**** EXTRACTED TEXT ****
[mpiwg-rma] Single RMA synchronization for several window handles

Jeff Hammond jeff.science at gmail.com
Mon Aug 11 15:50:46 CDT 2014


Then the right assertions are the solution, not a new function.

Jeff

On Mon, Aug 11, 2014 at 1:49 PM, Rajeev Thakur <thakur at mcs.anl.gov> wrote:
> Unless the right asserts are passed, a process in a fence has to wait until all other processes have reached their fence. That is because, in the absence of asserts, the process doesn't know if it is the target of RMA operations from another process.
>
> Rajeev
>
> On Aug 11, 2014, at 3:22 PM, Jeff Hammond <jeff.science at gmail.com>
>  wrote:
>
>> Does the MPI standard require fence to do a barrier?  If not, then my
>> argument still stands.  The implementation only has to sync once per
>> remote target across N fences and the rest are nothing more than
>> function call overhead.
>>
>> If we want to optimize for functional call overhead, let's consider
>> MPI_Win_fencev, which makes way more sense than creating
>> franken-windows with this combiner function.
>>
>> Jeff
>>
>> On Mon, Aug 11, 2014 at 7:29 AM, Jim Dinan <james.dinan at gmail.com> wrote:
>>> It's more than function call overhead.  Fence usually includes a barrier, so
>>> this is one barrier versus several.
**** DATASET ****
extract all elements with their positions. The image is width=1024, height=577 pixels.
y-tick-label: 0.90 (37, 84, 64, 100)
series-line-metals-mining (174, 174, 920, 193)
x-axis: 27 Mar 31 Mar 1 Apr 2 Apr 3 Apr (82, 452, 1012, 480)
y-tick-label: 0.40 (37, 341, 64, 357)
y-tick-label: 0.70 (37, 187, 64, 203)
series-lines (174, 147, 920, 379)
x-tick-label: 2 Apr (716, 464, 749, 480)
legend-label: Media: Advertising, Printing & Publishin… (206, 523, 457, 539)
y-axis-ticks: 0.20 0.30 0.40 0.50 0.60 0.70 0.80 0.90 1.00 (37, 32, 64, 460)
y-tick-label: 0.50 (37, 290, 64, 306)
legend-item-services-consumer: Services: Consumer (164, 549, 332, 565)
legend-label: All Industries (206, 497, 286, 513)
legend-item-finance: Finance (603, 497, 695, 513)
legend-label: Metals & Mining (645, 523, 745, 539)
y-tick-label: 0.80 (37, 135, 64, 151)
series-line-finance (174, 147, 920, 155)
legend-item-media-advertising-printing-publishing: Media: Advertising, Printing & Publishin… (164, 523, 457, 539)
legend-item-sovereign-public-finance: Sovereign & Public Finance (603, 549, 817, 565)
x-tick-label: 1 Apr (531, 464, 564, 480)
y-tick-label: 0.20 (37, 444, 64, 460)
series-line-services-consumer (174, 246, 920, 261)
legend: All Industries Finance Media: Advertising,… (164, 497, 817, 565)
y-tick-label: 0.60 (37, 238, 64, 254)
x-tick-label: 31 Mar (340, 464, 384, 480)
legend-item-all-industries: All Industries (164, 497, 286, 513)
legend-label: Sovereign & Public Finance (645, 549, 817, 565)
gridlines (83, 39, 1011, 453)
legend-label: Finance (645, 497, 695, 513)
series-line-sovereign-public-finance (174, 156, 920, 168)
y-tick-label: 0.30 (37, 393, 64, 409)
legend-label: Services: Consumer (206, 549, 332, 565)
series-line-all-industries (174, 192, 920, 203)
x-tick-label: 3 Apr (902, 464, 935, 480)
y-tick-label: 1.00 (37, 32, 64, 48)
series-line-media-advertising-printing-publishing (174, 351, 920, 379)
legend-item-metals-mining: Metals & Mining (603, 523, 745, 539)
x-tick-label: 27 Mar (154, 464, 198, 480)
****
WHAT THE TASK REQUIRES: From the RMA synchronization thread above, write out word for word the stretch that begins with "On Mon, Aug 11, 2014 at 1:49" and ends with "from another process.".

EXERCISE ANSWER:
On Mon, Aug 11, 2014 at 1:49 PM, Rajeev Thakur <thakur at mcs.anl.gov> wrote:
> Unless the right asserts are passed, a process in a fence has to wait until all other processes have reached their fence. That is because, in the absence of asserts, the process doesn't know if it is the target of RMA operations from another process.